_WORK TO BE COMPLETED:_ Look for the string "Rainfall" in the lines and copy each line that has it.
+++
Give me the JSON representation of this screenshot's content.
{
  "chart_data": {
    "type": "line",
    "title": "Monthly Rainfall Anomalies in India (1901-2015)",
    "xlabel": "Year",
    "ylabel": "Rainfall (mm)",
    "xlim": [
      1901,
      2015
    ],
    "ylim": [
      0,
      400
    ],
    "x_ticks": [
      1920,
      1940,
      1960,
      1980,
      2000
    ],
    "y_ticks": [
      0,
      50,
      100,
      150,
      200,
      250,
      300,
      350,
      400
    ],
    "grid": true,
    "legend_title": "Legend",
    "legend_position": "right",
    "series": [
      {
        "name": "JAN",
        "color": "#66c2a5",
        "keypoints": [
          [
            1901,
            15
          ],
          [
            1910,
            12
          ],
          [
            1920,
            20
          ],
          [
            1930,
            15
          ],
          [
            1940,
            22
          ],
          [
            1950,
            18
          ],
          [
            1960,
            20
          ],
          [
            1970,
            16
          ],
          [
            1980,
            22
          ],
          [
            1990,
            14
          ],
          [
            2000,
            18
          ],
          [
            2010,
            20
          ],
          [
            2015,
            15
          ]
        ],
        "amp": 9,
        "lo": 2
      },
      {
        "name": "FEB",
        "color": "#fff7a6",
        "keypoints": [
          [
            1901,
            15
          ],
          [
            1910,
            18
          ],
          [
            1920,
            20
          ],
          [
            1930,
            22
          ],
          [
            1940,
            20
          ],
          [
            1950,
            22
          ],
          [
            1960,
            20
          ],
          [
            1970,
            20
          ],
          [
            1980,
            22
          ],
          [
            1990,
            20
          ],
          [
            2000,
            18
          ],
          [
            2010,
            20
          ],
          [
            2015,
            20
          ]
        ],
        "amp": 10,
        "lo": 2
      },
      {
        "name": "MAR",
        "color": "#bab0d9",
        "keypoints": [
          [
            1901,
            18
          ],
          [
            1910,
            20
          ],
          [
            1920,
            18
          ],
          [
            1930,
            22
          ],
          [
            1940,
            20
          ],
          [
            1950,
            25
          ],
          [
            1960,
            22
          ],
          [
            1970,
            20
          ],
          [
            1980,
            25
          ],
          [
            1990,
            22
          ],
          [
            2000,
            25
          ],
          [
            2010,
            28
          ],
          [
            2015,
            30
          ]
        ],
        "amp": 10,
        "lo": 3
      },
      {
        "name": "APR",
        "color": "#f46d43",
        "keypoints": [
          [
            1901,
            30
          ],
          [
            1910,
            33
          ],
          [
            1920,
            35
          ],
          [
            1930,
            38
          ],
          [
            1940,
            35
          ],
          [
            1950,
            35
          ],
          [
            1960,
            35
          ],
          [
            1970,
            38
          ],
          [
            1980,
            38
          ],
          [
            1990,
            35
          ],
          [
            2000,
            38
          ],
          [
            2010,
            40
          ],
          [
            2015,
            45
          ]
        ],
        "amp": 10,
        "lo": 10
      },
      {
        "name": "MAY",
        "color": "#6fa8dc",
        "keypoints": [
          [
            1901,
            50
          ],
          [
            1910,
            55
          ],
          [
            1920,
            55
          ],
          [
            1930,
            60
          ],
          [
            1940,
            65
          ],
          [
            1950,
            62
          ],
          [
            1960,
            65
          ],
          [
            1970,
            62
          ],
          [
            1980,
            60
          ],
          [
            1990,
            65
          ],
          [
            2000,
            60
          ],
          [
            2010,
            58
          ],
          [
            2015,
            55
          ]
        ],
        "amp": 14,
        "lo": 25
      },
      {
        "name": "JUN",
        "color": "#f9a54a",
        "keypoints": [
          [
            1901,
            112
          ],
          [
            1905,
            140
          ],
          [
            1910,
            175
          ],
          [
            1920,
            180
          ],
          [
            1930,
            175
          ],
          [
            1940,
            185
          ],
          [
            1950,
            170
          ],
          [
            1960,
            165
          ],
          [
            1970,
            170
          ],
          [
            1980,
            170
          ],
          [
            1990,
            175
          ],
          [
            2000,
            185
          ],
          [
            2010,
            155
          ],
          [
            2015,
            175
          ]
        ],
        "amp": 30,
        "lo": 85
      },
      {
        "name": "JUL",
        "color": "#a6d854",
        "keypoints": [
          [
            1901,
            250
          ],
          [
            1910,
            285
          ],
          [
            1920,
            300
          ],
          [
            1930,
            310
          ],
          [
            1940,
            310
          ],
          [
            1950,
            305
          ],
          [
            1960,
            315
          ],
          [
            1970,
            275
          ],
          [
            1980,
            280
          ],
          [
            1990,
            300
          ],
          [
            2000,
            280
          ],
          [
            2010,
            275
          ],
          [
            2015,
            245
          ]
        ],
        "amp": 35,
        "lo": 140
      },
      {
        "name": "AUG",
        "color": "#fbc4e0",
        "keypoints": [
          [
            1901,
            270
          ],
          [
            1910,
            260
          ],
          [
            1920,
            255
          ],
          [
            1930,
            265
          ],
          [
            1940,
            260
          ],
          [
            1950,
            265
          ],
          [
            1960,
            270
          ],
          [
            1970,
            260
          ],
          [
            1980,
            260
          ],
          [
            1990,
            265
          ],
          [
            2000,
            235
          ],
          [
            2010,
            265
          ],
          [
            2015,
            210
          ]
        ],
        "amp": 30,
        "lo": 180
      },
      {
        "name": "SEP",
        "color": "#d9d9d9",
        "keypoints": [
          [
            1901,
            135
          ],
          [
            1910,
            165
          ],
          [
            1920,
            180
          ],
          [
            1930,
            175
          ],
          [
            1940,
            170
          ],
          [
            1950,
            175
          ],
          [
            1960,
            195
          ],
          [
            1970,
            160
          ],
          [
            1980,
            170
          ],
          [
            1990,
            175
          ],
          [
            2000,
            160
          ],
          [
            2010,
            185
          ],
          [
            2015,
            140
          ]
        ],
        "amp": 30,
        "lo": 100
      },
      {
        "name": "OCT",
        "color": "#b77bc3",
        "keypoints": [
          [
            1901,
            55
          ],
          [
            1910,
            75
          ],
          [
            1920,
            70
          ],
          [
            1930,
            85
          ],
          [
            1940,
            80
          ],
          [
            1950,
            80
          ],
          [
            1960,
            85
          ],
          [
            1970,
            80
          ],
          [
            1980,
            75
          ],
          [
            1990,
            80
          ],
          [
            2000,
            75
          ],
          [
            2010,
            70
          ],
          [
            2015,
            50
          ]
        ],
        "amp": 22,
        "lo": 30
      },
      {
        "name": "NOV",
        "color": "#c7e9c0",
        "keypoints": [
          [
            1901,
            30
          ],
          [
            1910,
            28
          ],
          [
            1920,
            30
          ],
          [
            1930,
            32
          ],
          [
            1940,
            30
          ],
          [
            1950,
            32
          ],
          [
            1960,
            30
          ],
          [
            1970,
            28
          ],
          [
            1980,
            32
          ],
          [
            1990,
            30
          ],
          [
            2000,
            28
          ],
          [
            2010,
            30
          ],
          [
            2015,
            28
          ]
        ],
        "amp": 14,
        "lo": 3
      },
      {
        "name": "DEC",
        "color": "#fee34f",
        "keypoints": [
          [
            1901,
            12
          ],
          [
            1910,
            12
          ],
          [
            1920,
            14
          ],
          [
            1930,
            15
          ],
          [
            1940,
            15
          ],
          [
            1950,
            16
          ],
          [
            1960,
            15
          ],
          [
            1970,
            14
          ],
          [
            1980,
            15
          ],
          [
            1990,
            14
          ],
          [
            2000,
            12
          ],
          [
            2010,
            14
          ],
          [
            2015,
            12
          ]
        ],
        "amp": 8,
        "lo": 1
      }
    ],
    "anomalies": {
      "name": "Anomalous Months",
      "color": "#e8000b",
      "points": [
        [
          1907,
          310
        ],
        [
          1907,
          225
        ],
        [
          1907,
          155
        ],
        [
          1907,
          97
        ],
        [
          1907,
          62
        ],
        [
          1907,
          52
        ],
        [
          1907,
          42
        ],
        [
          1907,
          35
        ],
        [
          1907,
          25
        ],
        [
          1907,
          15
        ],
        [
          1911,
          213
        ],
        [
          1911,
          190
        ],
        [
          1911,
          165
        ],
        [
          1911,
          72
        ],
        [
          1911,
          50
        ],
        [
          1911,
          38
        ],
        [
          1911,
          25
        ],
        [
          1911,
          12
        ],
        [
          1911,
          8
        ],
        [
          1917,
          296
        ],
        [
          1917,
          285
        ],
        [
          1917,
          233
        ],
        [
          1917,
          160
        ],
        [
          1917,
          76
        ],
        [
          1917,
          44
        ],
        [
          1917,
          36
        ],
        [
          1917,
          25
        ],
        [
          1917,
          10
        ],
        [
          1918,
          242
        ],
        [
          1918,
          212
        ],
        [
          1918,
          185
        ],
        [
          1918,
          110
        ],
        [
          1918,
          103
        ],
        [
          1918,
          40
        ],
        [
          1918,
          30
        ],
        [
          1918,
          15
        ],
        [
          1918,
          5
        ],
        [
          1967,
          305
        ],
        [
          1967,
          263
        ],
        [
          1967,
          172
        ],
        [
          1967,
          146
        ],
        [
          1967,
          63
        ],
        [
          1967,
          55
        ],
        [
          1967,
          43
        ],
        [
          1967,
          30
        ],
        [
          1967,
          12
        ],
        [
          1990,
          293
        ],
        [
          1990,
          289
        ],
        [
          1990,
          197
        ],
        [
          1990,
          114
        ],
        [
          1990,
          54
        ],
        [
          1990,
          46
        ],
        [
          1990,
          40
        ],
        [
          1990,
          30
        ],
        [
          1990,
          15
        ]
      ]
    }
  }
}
+++
_TASK RESULT:_
    "title": "Monthly Rainfall Anomalies in India (1901-2015)",
    "ylabel": "Rainfall (mm)",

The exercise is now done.